GIVEN TASK:
Copy out every line that contains the word "Browser".

Stored items
——

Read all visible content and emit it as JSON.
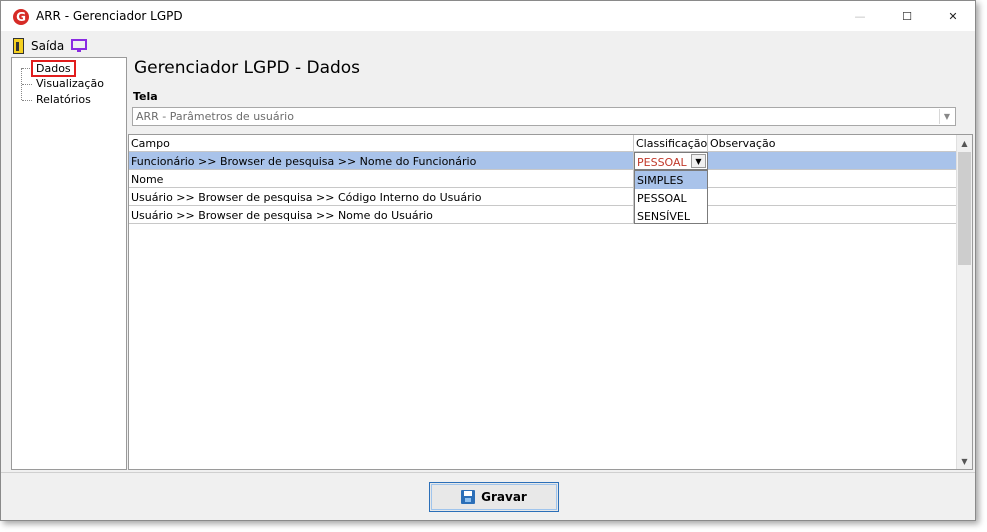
{
  "window": {
    "title": "ARR - Gerenciador LGPD",
    "logo_letter": "G",
    "minimize_glyph": "—",
    "maximize_glyph": "☐",
    "close_glyph": "✕"
  },
  "menu": {
    "exit_label": "Saída"
  },
  "tree": {
    "items": [
      {
        "label": "Dados",
        "selected": true
      },
      {
        "label": "Visualização"
      },
      {
        "label": "Relatórios"
      }
    ]
  },
  "main": {
    "title": "Gerenciador LGPD - Dados",
    "tela_label": "Tela",
    "tela_value": "ARR - Parâmetros de usuário",
    "dropdown_arrow": "▼"
  },
  "grid": {
    "headers": [
      "Campo",
      "Classificação",
      "Observação"
    ],
    "rows": [
      {
        "campo": "Funcionário >> Browser de pesquisa >> Nome do Funcionário",
        "classificacao": "PESSOAL",
        "observacao": ""
      },
      {
        "campo": "Nome",
        "classificacao": "",
        "observacao": ""
      },
      {
        "campo": "Usuário >> Browser de pesquisa >> Código Interno do Usuário",
        "classificacao": "",
        "observacao": ""
      },
      {
        "campo": "Usuário >> Browser de pesquisa >> Nome do Usuário",
        "classificacao": "",
        "observacao": ""
      }
    ],
    "editor_value": "PESSOAL",
    "options": [
      "SIMPLES",
      "PESSOAL",
      "SENSÍVEL"
    ],
    "highlighted_option": "SIMPLES",
    "scroll_up": "▲",
    "scroll_down": "▼"
  },
  "footer": {
    "save_label": "Gravar"
  },
  "colors": {
    "selection": "#a9c3ea",
    "highlight_red": "#e11d1d",
    "accent_blue": "#2b6fb8",
    "monitor_purple": "#8a2be2"
  },
  "icons": {
    "logo": "app-logo-icon",
    "exit": "exit-door-icon",
    "monitor": "monitor-icon",
    "save": "floppy-disk-icon"
  }
}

——

RESPONSE TO THIS TASK:
        "campo": "Funcionário >> Browser de pesquisa >> Nome do Funcionário",
        "campo": "Usuário >> Browser de pesquisa >> Código Interno do Usuário",
        "campo": "Usuário >> Browser de pesquisa >> Nome do Usuário",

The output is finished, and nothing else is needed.